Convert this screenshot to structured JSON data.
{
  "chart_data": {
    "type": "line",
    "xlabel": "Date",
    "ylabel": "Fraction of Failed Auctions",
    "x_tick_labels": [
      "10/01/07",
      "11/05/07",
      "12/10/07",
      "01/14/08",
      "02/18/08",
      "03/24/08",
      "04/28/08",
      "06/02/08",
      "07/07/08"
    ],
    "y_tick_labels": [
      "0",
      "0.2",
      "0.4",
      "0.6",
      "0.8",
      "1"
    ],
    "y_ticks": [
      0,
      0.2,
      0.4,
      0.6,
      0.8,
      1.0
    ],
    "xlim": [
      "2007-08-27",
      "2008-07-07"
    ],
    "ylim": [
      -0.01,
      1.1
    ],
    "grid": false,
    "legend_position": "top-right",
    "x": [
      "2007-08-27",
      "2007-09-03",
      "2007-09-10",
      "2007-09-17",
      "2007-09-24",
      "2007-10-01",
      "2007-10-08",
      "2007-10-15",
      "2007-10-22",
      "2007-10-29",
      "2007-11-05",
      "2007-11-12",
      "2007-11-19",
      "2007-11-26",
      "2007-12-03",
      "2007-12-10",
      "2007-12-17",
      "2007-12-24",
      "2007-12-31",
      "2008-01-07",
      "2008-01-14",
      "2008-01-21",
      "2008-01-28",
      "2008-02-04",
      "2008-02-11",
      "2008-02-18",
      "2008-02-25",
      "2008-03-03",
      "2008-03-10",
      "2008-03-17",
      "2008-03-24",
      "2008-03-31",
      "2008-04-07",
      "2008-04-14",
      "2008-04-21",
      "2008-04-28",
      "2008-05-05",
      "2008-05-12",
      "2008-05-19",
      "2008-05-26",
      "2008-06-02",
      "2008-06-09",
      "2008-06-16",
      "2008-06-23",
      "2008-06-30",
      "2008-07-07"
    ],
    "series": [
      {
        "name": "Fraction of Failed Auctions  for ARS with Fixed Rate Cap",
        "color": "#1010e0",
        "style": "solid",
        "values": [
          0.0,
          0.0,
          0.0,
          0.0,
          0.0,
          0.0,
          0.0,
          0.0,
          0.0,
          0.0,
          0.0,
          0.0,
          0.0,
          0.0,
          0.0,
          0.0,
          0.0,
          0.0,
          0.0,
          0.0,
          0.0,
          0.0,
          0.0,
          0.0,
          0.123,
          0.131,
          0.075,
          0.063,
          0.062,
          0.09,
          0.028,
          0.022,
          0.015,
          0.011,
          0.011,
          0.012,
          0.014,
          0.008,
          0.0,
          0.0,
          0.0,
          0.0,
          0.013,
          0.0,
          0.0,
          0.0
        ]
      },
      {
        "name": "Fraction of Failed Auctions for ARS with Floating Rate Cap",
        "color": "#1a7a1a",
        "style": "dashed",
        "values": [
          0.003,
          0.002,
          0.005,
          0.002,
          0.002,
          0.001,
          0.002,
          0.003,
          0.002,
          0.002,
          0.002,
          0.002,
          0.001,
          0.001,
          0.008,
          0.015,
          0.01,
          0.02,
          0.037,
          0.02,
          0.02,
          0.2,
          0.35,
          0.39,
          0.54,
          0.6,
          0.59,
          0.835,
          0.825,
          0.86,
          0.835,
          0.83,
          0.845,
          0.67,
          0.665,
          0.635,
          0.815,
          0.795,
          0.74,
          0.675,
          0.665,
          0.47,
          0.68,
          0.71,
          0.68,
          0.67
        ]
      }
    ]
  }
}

> WHAT IS NEEDED
Every line of the data above should be reproduced word for word.

> RESULT OF THIS TASK
Convert this screenshot to structured JSON data.
{
  "chart_data": {
    "type": "line",
    "xlabel": "Date",
    "ylabel": "Fraction of Failed Auctions",
    "x_tick_labels": [
      "10/01/07",
      "11/05/07",
      "12/10/07",
      "01/14/08",
      "02/18/08",
      "03/24/08",
      "04/28/08",
      "06/02/08",
      "07/07/08"
    ],
    "y_tick_labels": [
      "0",
      "0.2",
      "0.4",
      "0.6",
      "0.8",
      "1"
    ],
    "y_ticks": [
      0,
      0.2,
      0.4,
      0.6,
      0.8,
      1.0
    ],
    "xlim": [
      "2007-08-27",
      "2008-07-07"
    ],
    "ylim": [
      -0.01,
      1.1
    ],
    "grid": false,
    "legend_position": "top-right",
    "x": [
      "2007-08-27",
      "2007-09-03",
      "2007-09-10",
      "2007-09-17",
      "2007-09-24",
      "2007-10-01",
      "2007-10-08",
      "2007-10-15",
      "2007-10-22",
      "2007-10-29",
      "2007-11-05",
      "2007-11-12",
      "2007-11-19",
      "2007-11-26",
      "2007-12-03",
      "2007-12-10",
      "2007-12-17",
      "2007-12-24",
      "2007-12-31",
      "2008-01-07",
      "2008-01-14",
      "2008-01-21",
      "2008-01-28",
      "2008-02-04",
      "2008-02-11",
      "2008-02-18",
      "2008-02-25",
      "2008-03-03",
      "2008-03-10",
      "2008-03-17",
      "2008-03-24",
      "2008-03-31",
      "2008-04-07",
      "2008-04-14",
      "2008-04-21",
      "2008-04-28",
      "2008-05-05",
      "2008-05-12",
      "2008-05-19",
      "2008-05-26",
      "2008-06-02",
      "2008-06-09",
      "2008-06-16",
      "2008-06-23",
      "2008-06-30",
      "2008-07-07"
    ],
    "series": [
      {
        "name": "Fraction of Failed Auctions  for ARS with Fixed Rate Cap",
        "color": "#1010e0",
        "style": "solid",
        "values": [
          0.0,
          0.0,
          0.0,
          0.0,
          0.0,
          0.0,
          0.0,
          0.0,
          0.0,
          0.0,
          0.0,
          0.0,
          0.0,
          0.0,
          0.0,
          0.0,
          0.0,
          0.0,
          0.0,
          0.0,
          0.0,
          0.0,
          0.0,
          0.0,
          0.123,
          0.131,
          0.075,
          0.063,
          0.062,
          0.09,
          0.028,
          0.022,
          0.015,
          0.011,
          0.011,
          0.012,
          0.014,
          0.008,
          0.0,
          0.0,
          0.0,
          0.0,
          0.013,
          0.0,
          0.0,
          0.0
        ]
      },
      {
        "name": "Fraction of Failed Auctions for ARS with Floating Rate Cap",
        "color": "#1a7a1a",
        "style": "dashed",
        "values": [
          0.003,
          0.002,
          0.005,
          0.002,
          0.002,
          0.001,
          0.002,
          0.003,
          0.002,
          0.002,
          0.002,
          0.002,
          0.001,
          0.001,
          0.008,
          0.015,
          0.01,
          0.02,
          0.037,
          0.02,
          0.02,
          0.2,
          0.35,
          0.39,
          0.54,
          0.6,
          0.59,
          0.835,
          0.825,
          0.86,
          0.835,
          0.83,
          0.845,
          0.67,
          0.665,
          0.635,
          0.815,
          0.795,
          0.74,
          0.675,
          0.665,
          0.47,
          0.68,
          0.71,
          0.68,
          0.67
        ]
      }
    ]
  }
}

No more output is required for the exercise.